##### Dataset records

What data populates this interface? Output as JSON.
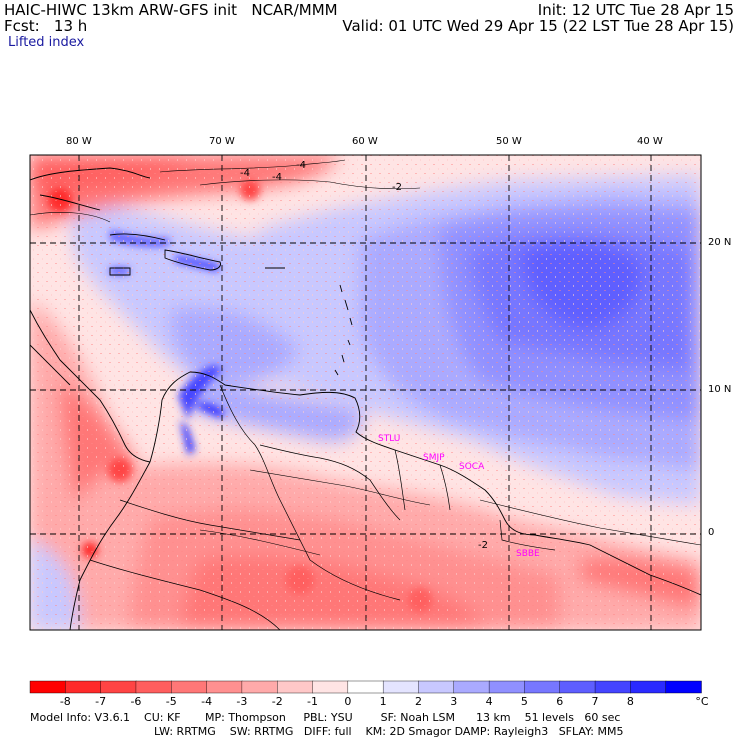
{
  "header": {
    "line1_left": "HAIC-HIWC 13km ARW-GFS init   NCAR/MMM",
    "line1_right": "Init: 12 UTC Tue 28 Apr 15",
    "line2_left": "Fcst:   13 h",
    "line2_right": "Valid: 01 UTC Wed 29 Apr 15 (22 LST Tue 28 Apr 15)",
    "field": "Lifted index"
  },
  "longitudes": [
    "80 W",
    "70 W",
    "60 W",
    "50 W",
    "40 W"
  ],
  "latitudes": [
    "20 N",
    "10 N",
    "0"
  ],
  "stations": [
    "STLU",
    "SMJP",
    "SOCA",
    "SBBE"
  ],
  "contour_labels": [
    "-4",
    "-4",
    "-4",
    "-2",
    "-2"
  ],
  "colorbar": {
    "ticks": [
      "-8",
      "-7",
      "-6",
      "-5",
      "-4",
      "-3",
      "-2",
      "-1",
      "0",
      "1",
      "2",
      "3",
      "4",
      "5",
      "6",
      "7",
      "8"
    ],
    "unit": "°C",
    "colors": [
      "#ff0000",
      "#ff2a2a",
      "#ff4444",
      "#ff5e5e",
      "#ff7777",
      "#ff9090",
      "#ffaaaa",
      "#ffc8c8",
      "#ffe4e4",
      "#ffffff",
      "#e4e4ff",
      "#c8c8ff",
      "#aaaaff",
      "#9090ff",
      "#7777ff",
      "#5e5eff",
      "#4444ff",
      "#2a2aff",
      "#0000ff"
    ]
  },
  "footer": {
    "line1": "Model Info: V3.6.1    CU: KF       MP: Thompson     PBL: YSU        SF: Noah LSM      13 km    51 levels   60 sec",
    "line2": "LW: RRTMG    SW: RRTMG   DIFF: full    KM: 2D Smagor DAMP: Rayleigh3   SFLAY: MM5"
  }
}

##########

• [Work required]:
Using the data above, print every line exactly, omitting pictures.

• [Solution for this exercise]:
What data populates this interface? Output as JSON.
{
  "header": {
    "line1_left": "HAIC-HIWC 13km ARW-GFS init   NCAR/MMM",
    "line1_right": "Init: 12 UTC Tue 28 Apr 15",
    "line2_left": "Fcst:   13 h",
    "line2_right": "Valid: 01 UTC Wed 29 Apr 15 (22 LST Tue 28 Apr 15)",
    "field": "Lifted index"
  },
  "longitudes": [
    "80 W",
    "70 W",
    "60 W",
    "50 W",
    "40 W"
  ],
  "latitudes": [
    "20 N",
    "10 N",
    "0"
  ],
  "stations": [
    "STLU",
    "SMJP",
    "SOCA",
    "SBBE"
  ],
  "contour_labels": [
    "-4",
    "-4",
    "-4",
    "-2",
    "-2"
  ],
  "colorbar": {
    "ticks": [
      "-8",
      "-7",
      "-6",
      "-5",
      "-4",
      "-3",
      "-2",
      "-1",
      "0",
      "1",
      "2",
      "3",
      "4",
      "5",
      "6",
      "7",
      "8"
    ],
    "unit": "°C",
    "colors": [
      "#ff0000",
      "#ff2a2a",
      "#ff4444",
      "#ff5e5e",
      "#ff7777",
      "#ff9090",
      "#ffaaaa",
      "#ffc8c8",
      "#ffe4e4",
      "#ffffff",
      "#e4e4ff",
      "#c8c8ff",
      "#aaaaff",
      "#9090ff",
      "#7777ff",
      "#5e5eff",
      "#4444ff",
      "#2a2aff",
      "#0000ff"
    ]
  },
  "footer": {
    "line1": "Model Info: V3.6.1    CU: KF       MP: Thompson     PBL: YSU        SF: Noah LSM      13 km    51 levels   60 sec",
    "line2": "LW: RRTMG    SW: RRTMG   DIFF: full    KM: 2D Smagor DAMP: Rayleigh3   SFLAY: MM5"
  }
}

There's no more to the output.